- _TASK DETAILS_: Copy out exactly the lines from the one containing "Parse this chart and return its data as JSON." to the last line of the records below, both included, and leave out any pictures.

- _Dataset records_:

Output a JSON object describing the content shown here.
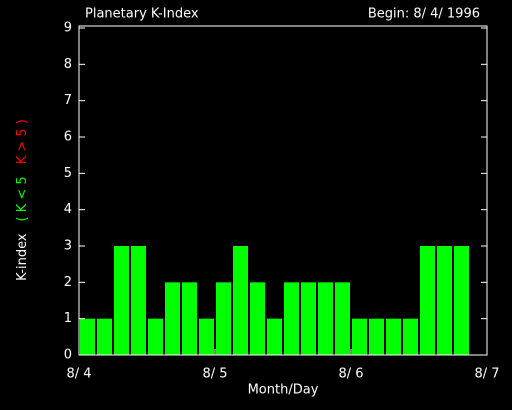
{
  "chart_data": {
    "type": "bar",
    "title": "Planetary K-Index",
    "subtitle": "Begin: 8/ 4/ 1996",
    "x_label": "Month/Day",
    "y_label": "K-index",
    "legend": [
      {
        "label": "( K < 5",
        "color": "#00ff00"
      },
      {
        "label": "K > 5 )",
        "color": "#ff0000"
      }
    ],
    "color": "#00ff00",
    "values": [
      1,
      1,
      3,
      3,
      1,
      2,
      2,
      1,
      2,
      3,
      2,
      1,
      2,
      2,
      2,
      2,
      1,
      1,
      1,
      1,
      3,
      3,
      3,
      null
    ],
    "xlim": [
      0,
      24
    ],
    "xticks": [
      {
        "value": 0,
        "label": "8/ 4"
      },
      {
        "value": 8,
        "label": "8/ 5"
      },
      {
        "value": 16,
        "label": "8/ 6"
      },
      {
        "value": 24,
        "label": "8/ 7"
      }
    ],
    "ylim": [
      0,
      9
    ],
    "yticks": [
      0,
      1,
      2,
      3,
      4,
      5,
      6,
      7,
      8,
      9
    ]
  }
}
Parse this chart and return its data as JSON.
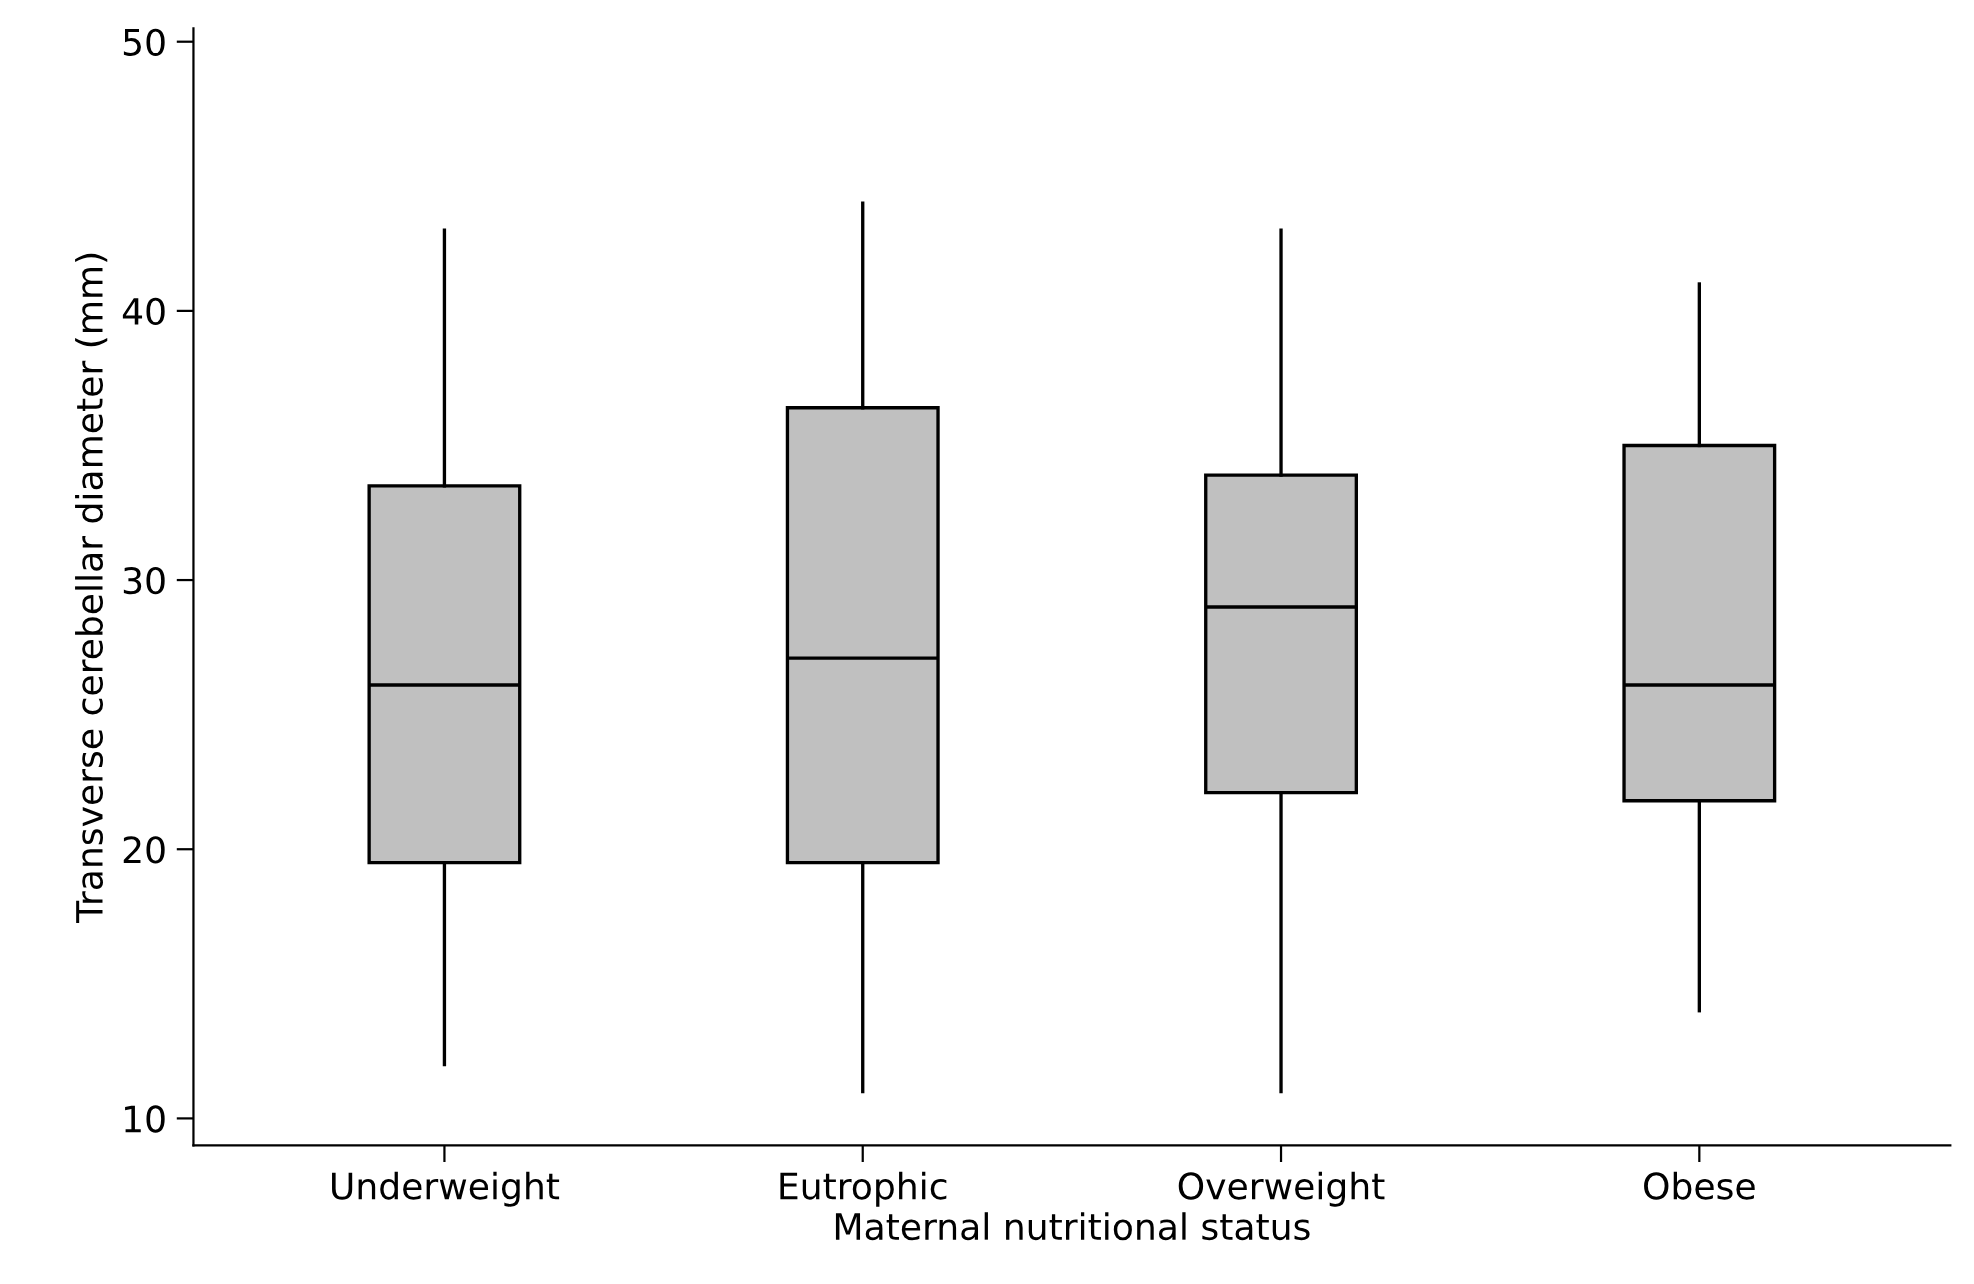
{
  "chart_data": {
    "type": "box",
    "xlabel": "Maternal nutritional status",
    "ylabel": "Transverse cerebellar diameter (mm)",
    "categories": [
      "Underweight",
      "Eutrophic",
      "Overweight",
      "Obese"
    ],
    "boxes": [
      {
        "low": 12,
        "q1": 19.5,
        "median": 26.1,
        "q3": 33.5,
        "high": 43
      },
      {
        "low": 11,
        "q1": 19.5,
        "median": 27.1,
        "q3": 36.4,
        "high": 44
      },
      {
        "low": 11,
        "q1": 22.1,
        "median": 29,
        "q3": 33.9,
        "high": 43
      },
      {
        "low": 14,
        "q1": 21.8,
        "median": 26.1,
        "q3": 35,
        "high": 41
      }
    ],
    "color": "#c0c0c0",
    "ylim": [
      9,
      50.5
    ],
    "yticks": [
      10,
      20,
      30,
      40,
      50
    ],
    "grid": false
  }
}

- _FINAL RESULT_:
Parse this chart and return its data as JSON.
{
  "chart_data": {
    "type": "box",
    "xlabel": "Maternal nutritional status",
    "ylabel": "Transverse cerebellar diameter (mm)",
    "categories": [
      "Underweight",
      "Eutrophic",
      "Overweight",
      "Obese"
    ],
    "boxes": [
      {
        "low": 12,
        "q1": 19.5,
        "median": 26.1,
        "q3": 33.5,
        "high": 43
      },
      {
        "low": 11,
        "q1": 19.5,
        "median": 27.1,
        "q3": 36.4,
        "high": 44
      },
      {
        "low": 11,
        "q1": 22.1,
        "median": 29,
        "q3": 33.9,
        "high": 43
      },
      {
        "low": 14,
        "q1": 21.8,
        "median": 26.1,
        "q3": 35,
        "high": 41
      }
    ],
    "color": "#c0c0c0",
    "ylim": [
      9,
      50.5
    ],
    "yticks": [
      10,
      20,
      30,
      40,
      50
    ],
    "grid": false
  }
}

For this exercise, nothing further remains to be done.